▶ Problem
In the listing below, count the lines with "okresie" and report only the figure.

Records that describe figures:
□ □ □ □

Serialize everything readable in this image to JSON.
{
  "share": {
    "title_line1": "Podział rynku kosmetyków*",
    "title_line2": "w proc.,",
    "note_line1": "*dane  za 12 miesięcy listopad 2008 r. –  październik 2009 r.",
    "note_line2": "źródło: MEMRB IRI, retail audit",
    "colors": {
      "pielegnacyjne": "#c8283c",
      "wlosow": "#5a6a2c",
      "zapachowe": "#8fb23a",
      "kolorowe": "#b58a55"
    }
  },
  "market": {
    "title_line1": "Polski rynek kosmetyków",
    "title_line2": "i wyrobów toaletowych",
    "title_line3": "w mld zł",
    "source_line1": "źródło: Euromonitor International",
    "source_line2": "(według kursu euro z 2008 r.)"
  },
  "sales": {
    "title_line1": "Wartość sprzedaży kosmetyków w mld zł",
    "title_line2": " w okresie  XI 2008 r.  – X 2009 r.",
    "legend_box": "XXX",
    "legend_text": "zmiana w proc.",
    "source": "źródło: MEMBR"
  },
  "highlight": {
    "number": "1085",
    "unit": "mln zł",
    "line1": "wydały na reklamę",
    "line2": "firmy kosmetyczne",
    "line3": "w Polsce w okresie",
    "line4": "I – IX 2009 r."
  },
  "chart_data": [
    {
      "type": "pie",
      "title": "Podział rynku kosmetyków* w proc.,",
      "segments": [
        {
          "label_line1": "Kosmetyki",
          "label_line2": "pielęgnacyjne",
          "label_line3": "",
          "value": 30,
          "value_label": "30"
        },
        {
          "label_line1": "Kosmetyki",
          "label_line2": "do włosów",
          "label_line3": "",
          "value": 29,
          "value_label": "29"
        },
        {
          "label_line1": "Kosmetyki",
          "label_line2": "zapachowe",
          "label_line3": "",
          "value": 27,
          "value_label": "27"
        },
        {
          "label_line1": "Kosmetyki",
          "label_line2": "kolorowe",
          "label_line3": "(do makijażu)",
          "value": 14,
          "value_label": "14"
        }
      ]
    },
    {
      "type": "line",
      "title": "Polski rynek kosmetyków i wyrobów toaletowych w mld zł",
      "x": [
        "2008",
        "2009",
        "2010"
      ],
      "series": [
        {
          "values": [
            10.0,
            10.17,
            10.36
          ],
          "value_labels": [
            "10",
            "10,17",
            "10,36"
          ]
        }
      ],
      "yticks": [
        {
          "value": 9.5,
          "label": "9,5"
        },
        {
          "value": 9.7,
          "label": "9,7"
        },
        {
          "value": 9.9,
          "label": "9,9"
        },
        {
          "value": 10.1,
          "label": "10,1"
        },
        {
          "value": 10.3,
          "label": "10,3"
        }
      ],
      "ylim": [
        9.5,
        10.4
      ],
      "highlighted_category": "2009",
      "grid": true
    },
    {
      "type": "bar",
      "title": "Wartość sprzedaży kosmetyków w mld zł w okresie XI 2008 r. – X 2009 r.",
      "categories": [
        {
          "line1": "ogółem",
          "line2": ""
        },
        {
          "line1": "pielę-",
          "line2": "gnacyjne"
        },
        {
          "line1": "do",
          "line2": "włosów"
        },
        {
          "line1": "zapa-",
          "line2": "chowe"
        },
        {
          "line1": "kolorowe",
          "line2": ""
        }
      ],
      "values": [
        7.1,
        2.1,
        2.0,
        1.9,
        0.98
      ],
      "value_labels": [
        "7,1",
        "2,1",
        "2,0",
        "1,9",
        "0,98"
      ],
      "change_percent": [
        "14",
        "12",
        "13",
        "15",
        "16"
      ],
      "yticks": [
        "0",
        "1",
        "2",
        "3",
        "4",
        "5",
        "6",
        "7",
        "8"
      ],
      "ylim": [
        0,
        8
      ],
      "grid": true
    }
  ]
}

□ □ □ □

▶ Result for this task
3